_TEXT PASSAGE_.
- - -
The internet for all of its egalitarianism has by and large been for the literate and languaged. VR turns that on its head by providing what can be a purely experiential interface and an entrance into what can surface the reality of a two-way movement of thoughts, ideas and yes, the ultimate VR buzz word, empathy. Anyone who has read or watched anything about VR by the pundits has heard the empathy argument about how presence engenders empathy for a subject in a way not seen with legacy media. Some of the previously geo-locked experiences and visuals at the core of our ideation and thought creation can be shared and opened up between worlds allowing everyone an opportunity to contribute and add to the conversation with a better sense of empathy and understanding.

VR has its fair share of skeptics and rightfully so, many of us have seen the promise and been victims of oversold technology (3d, haptic touch and of course VR itself), but I truly believe that the convergence of accessible digital technologies, connectivity and global manufacturing capabilities at this specific time has created the perfect storm needed to usher in a global paradigm shift. 16K display technology, widely regarded as the pixel indistinguishable display technology needed for true immersion, is being developed and upon release it will be commoditized within a few short years and available relatively cheaply on mobile devices. The sheer volume of the mobile business essentially guarantees that the economics will work in the favor of the manufacturer. It’s the ongoing onboarding of more and more people into the mobile connected world where you can begin to visualize the future and ubiquity of mobile VR platforms. The experience of “being there” really can and will become a right. Just as the right to free movement of information over Twitter, Whatsapp and Facebook has become a core individual right and part of the global trade of information.

My regular online handle is Mobiledivide, a nod to my belief that the digital divide between the haves and the have-nots of the world would be brought closer with the proliferation of mobile IP connected devices. The mind boggles when you think about the changes in perception that can be brought to people around the world with VR. That child in a war damaged village in Afghanistan can escape even for a few moments into a reasonable facsimile of a world far away and exist for a few moments in a serene wooded forest, an undersea trench or an MIT classroom. VR as therapy, as education and as a life and idea forming experience.
- - -
_SUPPLIED RECORDS_.
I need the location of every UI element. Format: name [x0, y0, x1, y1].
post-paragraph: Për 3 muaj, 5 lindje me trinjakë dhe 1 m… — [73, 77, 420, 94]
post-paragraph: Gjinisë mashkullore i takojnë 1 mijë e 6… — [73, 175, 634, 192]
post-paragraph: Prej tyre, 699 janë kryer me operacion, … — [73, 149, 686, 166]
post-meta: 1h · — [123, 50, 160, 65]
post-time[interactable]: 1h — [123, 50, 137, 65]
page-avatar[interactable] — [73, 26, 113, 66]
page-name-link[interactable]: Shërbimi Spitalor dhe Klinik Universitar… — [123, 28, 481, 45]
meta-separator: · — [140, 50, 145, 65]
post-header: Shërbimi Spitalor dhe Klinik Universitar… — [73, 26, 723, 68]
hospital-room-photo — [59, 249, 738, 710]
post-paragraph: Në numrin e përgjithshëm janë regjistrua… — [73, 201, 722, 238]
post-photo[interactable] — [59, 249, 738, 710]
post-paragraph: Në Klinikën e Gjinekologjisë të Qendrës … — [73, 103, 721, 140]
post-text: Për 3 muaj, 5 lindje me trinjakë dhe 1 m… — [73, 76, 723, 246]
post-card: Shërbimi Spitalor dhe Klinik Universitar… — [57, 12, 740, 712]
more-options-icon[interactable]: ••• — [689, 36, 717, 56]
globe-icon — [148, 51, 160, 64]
- - -
Write out the part of the virtual reality passage that begins with "The internet for" and ends with "empathy and understanding.". These items were taken from a different source than the virtual reality passage.

The internet for all of its egalitarianism has by and large been for the literate and languaged. VR turns that on its head by providing what can be a purely experiential interface and an entrance into what can surface the reality of a two-way movement of thoughts, ideas and yes, the ultimate VR buzz word, empathy. Anyone who has read or watched anything about VR by the pundits has heard the empathy argument about how presence engenders empathy for a subject in a way not seen with legacy media. Some of the previously geo-locked experiences and visuals at the core of our ideation and thought creation can be shared and opened up between worlds allowing everyone an opportunity to contribute and add to the conversation with a better sense of empathy and understanding.